• **EXERCISE DETAILS**: Which lines in the records below contain the word "text"? Copy each one out.
──────────
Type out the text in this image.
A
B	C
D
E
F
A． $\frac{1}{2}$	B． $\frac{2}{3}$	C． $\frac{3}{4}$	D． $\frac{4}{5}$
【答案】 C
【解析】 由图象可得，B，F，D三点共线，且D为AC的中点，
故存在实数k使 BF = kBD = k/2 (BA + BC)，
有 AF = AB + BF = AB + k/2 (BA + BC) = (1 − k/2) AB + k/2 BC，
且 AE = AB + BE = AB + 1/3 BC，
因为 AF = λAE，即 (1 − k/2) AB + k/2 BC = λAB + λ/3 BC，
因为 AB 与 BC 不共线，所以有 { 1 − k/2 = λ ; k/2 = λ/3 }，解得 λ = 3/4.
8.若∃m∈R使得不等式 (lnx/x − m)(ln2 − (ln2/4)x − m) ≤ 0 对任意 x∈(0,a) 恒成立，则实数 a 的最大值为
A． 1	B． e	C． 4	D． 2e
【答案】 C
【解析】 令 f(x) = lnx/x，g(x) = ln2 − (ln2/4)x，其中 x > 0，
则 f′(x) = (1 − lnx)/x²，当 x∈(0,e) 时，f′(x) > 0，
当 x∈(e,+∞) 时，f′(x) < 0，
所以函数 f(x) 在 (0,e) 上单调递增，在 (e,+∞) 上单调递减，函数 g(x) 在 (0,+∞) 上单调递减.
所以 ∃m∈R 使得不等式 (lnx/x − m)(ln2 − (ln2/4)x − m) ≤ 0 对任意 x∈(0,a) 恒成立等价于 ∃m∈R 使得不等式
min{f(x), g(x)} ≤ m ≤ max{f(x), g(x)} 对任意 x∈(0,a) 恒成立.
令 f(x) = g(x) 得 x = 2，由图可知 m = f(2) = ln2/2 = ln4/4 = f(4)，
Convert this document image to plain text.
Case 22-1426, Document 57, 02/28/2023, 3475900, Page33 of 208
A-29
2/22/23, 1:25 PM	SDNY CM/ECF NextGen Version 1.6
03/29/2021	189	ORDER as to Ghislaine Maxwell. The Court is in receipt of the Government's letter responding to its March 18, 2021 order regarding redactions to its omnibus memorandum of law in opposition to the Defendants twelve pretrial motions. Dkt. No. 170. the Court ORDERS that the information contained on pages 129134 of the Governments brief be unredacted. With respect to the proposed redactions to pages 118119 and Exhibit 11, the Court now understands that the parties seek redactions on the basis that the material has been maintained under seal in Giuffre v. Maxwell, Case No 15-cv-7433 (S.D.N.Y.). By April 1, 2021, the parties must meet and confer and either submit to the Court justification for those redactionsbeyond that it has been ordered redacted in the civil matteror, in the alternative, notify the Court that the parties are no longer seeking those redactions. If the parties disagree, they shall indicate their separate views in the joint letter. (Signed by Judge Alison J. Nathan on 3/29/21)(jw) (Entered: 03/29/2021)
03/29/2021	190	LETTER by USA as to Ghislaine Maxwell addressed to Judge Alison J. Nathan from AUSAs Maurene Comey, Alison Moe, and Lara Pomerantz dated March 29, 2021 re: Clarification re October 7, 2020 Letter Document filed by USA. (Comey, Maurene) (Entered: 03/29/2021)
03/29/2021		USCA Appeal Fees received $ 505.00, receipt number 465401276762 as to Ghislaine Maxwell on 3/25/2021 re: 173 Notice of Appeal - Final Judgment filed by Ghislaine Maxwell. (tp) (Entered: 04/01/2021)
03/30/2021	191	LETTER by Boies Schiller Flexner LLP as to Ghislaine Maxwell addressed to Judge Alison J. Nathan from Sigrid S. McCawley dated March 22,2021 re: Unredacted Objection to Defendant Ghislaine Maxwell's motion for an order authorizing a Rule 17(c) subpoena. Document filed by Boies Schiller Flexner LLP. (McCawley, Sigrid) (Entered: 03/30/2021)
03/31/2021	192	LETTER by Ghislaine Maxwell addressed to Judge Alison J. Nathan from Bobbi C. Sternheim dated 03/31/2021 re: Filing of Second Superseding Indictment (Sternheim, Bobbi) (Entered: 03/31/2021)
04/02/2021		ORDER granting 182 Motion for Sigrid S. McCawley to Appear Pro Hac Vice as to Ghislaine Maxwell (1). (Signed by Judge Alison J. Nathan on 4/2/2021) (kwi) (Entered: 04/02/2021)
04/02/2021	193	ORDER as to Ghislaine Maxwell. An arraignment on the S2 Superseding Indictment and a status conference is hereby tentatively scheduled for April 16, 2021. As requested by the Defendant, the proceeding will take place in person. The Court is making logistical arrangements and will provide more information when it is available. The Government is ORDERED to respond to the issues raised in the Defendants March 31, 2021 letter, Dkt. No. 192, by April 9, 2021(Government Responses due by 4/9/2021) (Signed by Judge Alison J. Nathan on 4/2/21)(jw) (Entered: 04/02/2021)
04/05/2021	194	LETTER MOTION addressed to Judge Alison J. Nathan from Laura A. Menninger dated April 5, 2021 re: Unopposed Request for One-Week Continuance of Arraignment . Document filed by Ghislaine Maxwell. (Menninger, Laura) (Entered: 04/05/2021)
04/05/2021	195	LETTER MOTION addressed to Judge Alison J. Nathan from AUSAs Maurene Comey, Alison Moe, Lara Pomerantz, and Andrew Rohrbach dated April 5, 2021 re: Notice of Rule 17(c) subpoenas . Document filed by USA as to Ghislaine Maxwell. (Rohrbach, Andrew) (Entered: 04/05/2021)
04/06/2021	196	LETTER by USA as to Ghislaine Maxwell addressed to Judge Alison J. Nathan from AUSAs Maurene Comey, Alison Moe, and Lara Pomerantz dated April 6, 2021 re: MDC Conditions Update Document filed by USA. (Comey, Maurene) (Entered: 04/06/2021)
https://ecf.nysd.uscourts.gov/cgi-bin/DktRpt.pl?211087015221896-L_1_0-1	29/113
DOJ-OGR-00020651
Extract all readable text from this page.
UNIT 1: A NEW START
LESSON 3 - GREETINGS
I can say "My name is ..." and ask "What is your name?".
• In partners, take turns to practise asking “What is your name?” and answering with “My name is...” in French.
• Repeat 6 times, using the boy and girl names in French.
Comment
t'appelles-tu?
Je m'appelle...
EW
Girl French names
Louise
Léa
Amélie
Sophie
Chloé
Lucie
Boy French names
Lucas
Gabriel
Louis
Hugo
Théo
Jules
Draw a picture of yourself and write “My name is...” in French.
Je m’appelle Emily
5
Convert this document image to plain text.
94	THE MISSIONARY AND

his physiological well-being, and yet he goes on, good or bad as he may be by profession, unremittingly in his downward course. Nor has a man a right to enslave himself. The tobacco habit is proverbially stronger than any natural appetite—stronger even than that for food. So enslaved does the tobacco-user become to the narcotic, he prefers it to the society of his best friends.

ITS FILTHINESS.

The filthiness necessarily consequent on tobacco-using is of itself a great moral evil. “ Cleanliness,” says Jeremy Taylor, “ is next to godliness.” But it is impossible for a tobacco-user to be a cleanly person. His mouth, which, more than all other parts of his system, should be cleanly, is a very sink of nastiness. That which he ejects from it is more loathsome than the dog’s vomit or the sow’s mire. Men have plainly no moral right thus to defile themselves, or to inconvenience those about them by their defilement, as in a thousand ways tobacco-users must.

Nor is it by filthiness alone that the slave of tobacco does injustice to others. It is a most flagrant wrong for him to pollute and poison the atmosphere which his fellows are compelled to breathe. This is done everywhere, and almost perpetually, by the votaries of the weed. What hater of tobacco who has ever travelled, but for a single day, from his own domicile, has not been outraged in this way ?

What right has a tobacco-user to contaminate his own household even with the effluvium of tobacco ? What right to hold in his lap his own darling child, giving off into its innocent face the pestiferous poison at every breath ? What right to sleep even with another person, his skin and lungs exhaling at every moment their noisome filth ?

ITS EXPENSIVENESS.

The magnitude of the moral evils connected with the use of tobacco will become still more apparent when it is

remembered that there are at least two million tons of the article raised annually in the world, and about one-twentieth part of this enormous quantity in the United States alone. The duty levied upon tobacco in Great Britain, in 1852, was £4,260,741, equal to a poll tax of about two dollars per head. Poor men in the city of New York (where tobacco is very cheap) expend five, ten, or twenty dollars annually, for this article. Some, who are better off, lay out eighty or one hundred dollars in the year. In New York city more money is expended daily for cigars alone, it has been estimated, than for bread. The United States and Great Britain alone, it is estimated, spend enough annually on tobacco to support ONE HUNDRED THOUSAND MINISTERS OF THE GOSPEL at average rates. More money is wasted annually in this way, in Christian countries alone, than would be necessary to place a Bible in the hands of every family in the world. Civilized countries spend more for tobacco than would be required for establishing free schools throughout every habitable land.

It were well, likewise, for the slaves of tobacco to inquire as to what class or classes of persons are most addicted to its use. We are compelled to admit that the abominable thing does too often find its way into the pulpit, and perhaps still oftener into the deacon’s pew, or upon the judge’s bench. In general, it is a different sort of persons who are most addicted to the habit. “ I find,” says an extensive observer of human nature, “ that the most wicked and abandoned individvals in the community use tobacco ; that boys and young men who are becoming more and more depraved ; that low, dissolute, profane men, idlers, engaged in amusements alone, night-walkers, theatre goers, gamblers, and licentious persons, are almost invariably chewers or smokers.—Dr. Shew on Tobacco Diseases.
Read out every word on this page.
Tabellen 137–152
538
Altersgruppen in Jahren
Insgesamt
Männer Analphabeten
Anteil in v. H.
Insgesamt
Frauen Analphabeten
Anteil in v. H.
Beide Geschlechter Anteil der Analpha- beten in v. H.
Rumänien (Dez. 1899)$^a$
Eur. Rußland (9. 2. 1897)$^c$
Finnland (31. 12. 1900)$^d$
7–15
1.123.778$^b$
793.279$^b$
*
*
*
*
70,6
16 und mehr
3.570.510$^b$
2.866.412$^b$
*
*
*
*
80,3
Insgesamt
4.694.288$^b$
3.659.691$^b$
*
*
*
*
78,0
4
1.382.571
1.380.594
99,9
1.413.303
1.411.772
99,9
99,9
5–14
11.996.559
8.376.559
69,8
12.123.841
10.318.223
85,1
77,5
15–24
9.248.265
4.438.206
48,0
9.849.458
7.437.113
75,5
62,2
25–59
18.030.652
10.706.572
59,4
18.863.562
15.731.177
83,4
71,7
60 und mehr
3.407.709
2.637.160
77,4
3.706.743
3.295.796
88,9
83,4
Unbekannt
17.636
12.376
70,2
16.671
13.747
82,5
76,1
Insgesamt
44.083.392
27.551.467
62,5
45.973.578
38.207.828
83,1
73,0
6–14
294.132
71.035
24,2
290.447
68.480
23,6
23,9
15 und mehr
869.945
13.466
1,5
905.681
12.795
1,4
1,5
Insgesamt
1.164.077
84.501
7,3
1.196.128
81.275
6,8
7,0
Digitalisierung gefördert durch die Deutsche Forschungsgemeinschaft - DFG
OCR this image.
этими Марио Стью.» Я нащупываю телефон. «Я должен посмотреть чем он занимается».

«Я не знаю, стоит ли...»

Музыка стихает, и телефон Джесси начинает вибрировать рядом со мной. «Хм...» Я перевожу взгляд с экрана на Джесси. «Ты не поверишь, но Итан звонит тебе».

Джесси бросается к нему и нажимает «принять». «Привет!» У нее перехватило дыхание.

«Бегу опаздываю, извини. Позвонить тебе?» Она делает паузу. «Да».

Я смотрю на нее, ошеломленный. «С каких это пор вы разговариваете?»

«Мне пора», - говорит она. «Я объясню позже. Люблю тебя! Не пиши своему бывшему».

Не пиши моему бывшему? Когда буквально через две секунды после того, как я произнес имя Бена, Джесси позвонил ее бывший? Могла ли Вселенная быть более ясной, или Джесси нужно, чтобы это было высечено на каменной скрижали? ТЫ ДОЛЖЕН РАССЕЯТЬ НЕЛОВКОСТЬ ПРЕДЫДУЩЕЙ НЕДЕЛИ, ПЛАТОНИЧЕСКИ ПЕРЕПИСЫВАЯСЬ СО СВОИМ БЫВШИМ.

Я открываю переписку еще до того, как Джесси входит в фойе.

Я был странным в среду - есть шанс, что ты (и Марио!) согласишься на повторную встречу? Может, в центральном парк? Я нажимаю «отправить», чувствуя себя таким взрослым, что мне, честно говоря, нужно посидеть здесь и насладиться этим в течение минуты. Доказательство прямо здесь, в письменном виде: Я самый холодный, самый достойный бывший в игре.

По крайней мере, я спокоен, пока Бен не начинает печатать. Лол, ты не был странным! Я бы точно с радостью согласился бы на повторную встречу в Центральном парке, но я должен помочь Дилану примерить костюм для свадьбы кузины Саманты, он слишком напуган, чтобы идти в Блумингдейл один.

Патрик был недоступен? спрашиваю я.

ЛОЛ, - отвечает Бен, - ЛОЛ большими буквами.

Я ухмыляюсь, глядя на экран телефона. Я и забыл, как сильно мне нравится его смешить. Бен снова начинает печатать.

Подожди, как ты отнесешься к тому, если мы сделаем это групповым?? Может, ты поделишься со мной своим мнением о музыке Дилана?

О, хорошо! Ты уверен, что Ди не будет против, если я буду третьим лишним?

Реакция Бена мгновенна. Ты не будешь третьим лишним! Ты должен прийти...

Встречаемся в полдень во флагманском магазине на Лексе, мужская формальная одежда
──────────
• **RESULT BELOW**:
Type out the text in this image.
Convert this document image to plain text.
Extract all readable text from this page.
Convert this document image to plain text.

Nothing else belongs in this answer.